* [PROBLEM]
Repeat the material in full. Keep every line exactly as it is.

* [THE INPUT]
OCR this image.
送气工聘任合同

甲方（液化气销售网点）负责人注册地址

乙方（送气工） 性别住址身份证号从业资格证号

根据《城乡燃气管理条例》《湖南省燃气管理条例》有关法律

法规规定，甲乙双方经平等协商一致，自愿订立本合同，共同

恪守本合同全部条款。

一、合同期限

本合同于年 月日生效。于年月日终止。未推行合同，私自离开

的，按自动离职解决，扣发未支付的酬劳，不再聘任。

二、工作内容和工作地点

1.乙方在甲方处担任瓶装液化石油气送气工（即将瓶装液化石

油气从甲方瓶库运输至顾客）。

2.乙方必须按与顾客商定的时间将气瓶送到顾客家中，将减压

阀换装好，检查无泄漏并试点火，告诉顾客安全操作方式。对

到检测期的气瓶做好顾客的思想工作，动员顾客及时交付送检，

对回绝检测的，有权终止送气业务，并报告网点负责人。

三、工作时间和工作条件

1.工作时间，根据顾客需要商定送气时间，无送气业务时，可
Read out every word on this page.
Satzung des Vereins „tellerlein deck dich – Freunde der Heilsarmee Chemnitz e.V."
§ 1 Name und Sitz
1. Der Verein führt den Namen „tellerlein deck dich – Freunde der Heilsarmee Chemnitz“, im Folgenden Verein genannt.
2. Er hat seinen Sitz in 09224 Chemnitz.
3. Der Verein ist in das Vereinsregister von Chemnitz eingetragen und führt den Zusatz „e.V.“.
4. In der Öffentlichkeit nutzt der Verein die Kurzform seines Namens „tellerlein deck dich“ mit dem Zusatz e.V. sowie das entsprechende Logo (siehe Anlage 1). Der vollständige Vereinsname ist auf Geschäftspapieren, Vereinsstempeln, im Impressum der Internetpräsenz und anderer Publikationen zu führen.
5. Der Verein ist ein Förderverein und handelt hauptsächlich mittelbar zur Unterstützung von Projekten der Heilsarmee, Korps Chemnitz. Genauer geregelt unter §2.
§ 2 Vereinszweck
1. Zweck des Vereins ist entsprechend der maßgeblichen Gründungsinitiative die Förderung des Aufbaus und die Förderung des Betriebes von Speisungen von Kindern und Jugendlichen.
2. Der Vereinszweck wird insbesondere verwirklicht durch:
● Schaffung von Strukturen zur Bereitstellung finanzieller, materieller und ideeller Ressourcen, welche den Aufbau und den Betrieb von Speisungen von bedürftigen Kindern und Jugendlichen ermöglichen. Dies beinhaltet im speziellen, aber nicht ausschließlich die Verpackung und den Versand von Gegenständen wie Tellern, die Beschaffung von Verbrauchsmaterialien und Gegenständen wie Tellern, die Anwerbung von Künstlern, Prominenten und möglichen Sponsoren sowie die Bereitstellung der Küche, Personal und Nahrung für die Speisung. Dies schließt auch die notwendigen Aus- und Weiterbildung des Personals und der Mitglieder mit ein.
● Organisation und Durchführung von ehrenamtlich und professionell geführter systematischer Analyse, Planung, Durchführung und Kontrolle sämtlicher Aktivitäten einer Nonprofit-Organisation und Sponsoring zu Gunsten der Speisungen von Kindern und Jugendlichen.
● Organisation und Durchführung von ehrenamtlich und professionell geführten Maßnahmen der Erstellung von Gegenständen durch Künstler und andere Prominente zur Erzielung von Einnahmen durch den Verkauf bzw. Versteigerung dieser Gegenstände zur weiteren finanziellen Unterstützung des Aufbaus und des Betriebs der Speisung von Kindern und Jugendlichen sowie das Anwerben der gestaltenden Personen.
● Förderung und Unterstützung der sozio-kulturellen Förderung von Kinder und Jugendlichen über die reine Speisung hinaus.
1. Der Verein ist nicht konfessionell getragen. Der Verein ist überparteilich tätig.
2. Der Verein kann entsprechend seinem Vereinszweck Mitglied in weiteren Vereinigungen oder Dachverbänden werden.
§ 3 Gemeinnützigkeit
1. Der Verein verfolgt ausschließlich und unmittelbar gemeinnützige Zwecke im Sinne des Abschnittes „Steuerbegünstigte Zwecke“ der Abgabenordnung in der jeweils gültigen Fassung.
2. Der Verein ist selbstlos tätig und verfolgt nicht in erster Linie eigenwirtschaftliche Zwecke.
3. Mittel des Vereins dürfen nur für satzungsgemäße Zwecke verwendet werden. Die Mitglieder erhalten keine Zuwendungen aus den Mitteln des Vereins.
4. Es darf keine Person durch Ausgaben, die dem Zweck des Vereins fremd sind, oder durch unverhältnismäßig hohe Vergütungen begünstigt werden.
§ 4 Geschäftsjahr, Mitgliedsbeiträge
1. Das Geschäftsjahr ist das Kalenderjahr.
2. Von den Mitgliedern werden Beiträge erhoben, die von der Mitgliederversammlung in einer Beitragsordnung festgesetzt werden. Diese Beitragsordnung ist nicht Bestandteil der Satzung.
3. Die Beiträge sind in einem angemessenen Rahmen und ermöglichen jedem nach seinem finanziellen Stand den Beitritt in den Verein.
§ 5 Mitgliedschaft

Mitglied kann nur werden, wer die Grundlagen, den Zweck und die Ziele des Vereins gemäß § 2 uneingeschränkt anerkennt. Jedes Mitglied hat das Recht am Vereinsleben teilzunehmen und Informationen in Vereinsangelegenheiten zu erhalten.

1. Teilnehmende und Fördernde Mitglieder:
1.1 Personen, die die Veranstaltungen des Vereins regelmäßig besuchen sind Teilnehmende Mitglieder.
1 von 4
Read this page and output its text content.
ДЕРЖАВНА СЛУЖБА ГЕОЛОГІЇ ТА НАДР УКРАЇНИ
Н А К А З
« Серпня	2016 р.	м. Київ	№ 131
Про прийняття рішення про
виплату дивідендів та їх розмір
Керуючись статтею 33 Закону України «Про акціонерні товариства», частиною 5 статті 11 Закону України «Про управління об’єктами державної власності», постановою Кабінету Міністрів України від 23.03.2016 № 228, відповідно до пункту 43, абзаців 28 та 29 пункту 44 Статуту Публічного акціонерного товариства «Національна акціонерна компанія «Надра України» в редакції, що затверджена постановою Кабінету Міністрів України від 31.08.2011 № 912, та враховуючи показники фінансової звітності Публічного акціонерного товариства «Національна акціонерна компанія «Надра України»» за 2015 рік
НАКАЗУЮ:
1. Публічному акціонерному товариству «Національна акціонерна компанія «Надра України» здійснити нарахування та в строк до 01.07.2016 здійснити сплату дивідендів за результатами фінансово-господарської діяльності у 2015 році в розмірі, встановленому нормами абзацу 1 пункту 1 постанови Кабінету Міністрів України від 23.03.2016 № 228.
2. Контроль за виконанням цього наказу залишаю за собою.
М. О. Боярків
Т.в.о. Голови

* [SOLUTION TO THIS PROBLEM]
OCR this image.
送气工聘任合同

甲方（液化气销售网点）负责人注册地址

乙方（送气工） 性别住址身份证号从业资格证号

根据《城乡燃气管理条例》《湖南省燃气管理条例》有关法律

法规规定，甲乙双方经平等协商一致，自愿订立本合同，共同

恪守本合同全部条款。

一、合同期限

本合同于年 月日生效。于年月日终止。未推行合同，私自离开

的，按自动离职解决，扣发未支付的酬劳，不再聘任。

二、工作内容和工作地点

1.乙方在甲方处担任瓶装液化石油气送气工（即将瓶装液化石

油气从甲方瓶库运输至顾客）。

2.乙方必须按与顾客商定的时间将气瓶送到顾客家中，将减压

阀换装好，检查无泄漏并试点火，告诉顾客安全操作方式。对

到检测期的气瓶做好顾客的思想工作，动员顾客及时交付送检，

对回绝检测的，有权终止送气业务，并报告网点负责人。

三、工作时间和工作条件

1.工作时间，根据顾客需要商定送气时间，无送气业务时，可
Read out every word on this page.
Satzung des Vereins „tellerlein deck dich – Freunde der Heilsarmee Chemnitz e.V."
§ 1 Name und Sitz
1. Der Verein führt den Namen „tellerlein deck dich – Freunde der Heilsarmee Chemnitz“, im Folgenden Verein genannt.
2. Er hat seinen Sitz in 09224 Chemnitz.
3. Der Verein ist in das Vereinsregister von Chemnitz eingetragen und führt den Zusatz „e.V.“.
4. In der Öffentlichkeit nutzt der Verein die Kurzform seines Namens „tellerlein deck dich“ mit dem Zusatz e.V. sowie das entsprechende Logo (siehe Anlage 1). Der vollständige Vereinsname ist auf Geschäftspapieren, Vereinsstempeln, im Impressum der Internetpräsenz und anderer Publikationen zu führen.
5. Der Verein ist ein Förderverein und handelt hauptsächlich mittelbar zur Unterstützung von Projekten der Heilsarmee, Korps Chemnitz. Genauer geregelt unter §2.
§ 2 Vereinszweck
1. Zweck des Vereins ist entsprechend der maßgeblichen Gründungsinitiative die Förderung des Aufbaus und die Förderung des Betriebes von Speisungen von Kindern und Jugendlichen.
2. Der Vereinszweck wird insbesondere verwirklicht durch:
● Schaffung von Strukturen zur Bereitstellung finanzieller, materieller und ideeller Ressourcen, welche den Aufbau und den Betrieb von Speisungen von bedürftigen Kindern und Jugendlichen ermöglichen. Dies beinhaltet im speziellen, aber nicht ausschließlich die Verpackung und den Versand von Gegenständen wie Tellern, die Beschaffung von Verbrauchsmaterialien und Gegenständen wie Tellern, die Anwerbung von Künstlern, Prominenten und möglichen Sponsoren sowie die Bereitstellung der Küche, Personal und Nahrung für die Speisung. Dies schließt auch die notwendigen Aus- und Weiterbildung des Personals und der Mitglieder mit ein.
● Organisation und Durchführung von ehrenamtlich und professionell geführter systematischer Analyse, Planung, Durchführung und Kontrolle sämtlicher Aktivitäten einer Nonprofit-Organisation und Sponsoring zu Gunsten der Speisungen von Kindern und Jugendlichen.
● Organisation und Durchführung von ehrenamtlich und professionell geführten Maßnahmen der Erstellung von Gegenständen durch Künstler und andere Prominente zur Erzielung von Einnahmen durch den Verkauf bzw. Versteigerung dieser Gegenstände zur weiteren finanziellen Unterstützung des Aufbaus und des Betriebs der Speisung von Kindern und Jugendlichen sowie das Anwerben der gestaltenden Personen.
● Förderung und Unterstützung der sozio-kulturellen Förderung von Kinder und Jugendlichen über die reine Speisung hinaus.
1. Der Verein ist nicht konfessionell getragen. Der Verein ist überparteilich tätig.
2. Der Verein kann entsprechend seinem Vereinszweck Mitglied in weiteren Vereinigungen oder Dachverbänden werden.
§ 3 Gemeinnützigkeit
1. Der Verein verfolgt ausschließlich und unmittelbar gemeinnützige Zwecke im Sinne des Abschnittes „Steuerbegünstigte Zwecke“ der Abgabenordnung in der jeweils gültigen Fassung.
2. Der Verein ist selbstlos tätig und verfolgt nicht in erster Linie eigenwirtschaftliche Zwecke.
3. Mittel des Vereins dürfen nur für satzungsgemäße Zwecke verwendet werden. Die Mitglieder erhalten keine Zuwendungen aus den Mitteln des Vereins.
4. Es darf keine Person durch Ausgaben, die dem Zweck des Vereins fremd sind, oder durch unverhältnismäßig hohe Vergütungen begünstigt werden.
§ 4 Geschäftsjahr, Mitgliedsbeiträge
1. Das Geschäftsjahr ist das Kalenderjahr.
2. Von den Mitgliedern werden Beiträge erhoben, die von der Mitgliederversammlung in einer Beitragsordnung festgesetzt werden. Diese Beitragsordnung ist nicht Bestandteil der Satzung.
3. Die Beiträge sind in einem angemessenen Rahmen und ermöglichen jedem nach seinem finanziellen Stand den Beitritt in den Verein.
§ 5 Mitgliedschaft

Mitglied kann nur werden, wer die Grundlagen, den Zweck und die Ziele des Vereins gemäß § 2 uneingeschränkt anerkennt. Jedes Mitglied hat das Recht am Vereinsleben teilzunehmen und Informationen in Vereinsangelegenheiten zu erhalten.

1. Teilnehmende und Fördernde Mitglieder:
1.1 Personen, die die Veranstaltungen des Vereins regelmäßig besuchen sind Teilnehmende Mitglieder.
1 von 4
Read this page and output its text content.
ДЕРЖАВНА СЛУЖБА ГЕОЛОГІЇ ТА НАДР УКРАЇНИ
Н А К А З
« Серпня	2016 р.	м. Київ	№ 131
Про прийняття рішення про
виплату дивідендів та їх розмір
Керуючись статтею 33 Закону України «Про акціонерні товариства», частиною 5 статті 11 Закону України «Про управління об’єктами державної власності», постановою Кабінету Міністрів України від 23.03.2016 № 228, відповідно до пункту 43, абзаців 28 та 29 пункту 44 Статуту Публічного акціонерного товариства «Національна акціонерна компанія «Надра України» в редакції, що затверджена постановою Кабінету Міністрів України від 31.08.2011 № 912, та враховуючи показники фінансової звітності Публічного акціонерного товариства «Національна акціонерна компанія «Надра України»» за 2015 рік
НАКАЗУЮ:
1. Публічному акціонерному товариству «Національна акціонерна компанія «Надра України» здійснити нарахування та в строк до 01.07.2016 здійснити сплату дивідендів за результатами фінансово-господарської діяльності у 2015 році в розмірі, встановленому нормами абзацу 1 пункту 1 постанови Кабінету Міністрів України від 23.03.2016 № 228.
2. Контроль за виконанням цього наказу залишаю за собою.
М. О. Боярків
Т.в.о. Голови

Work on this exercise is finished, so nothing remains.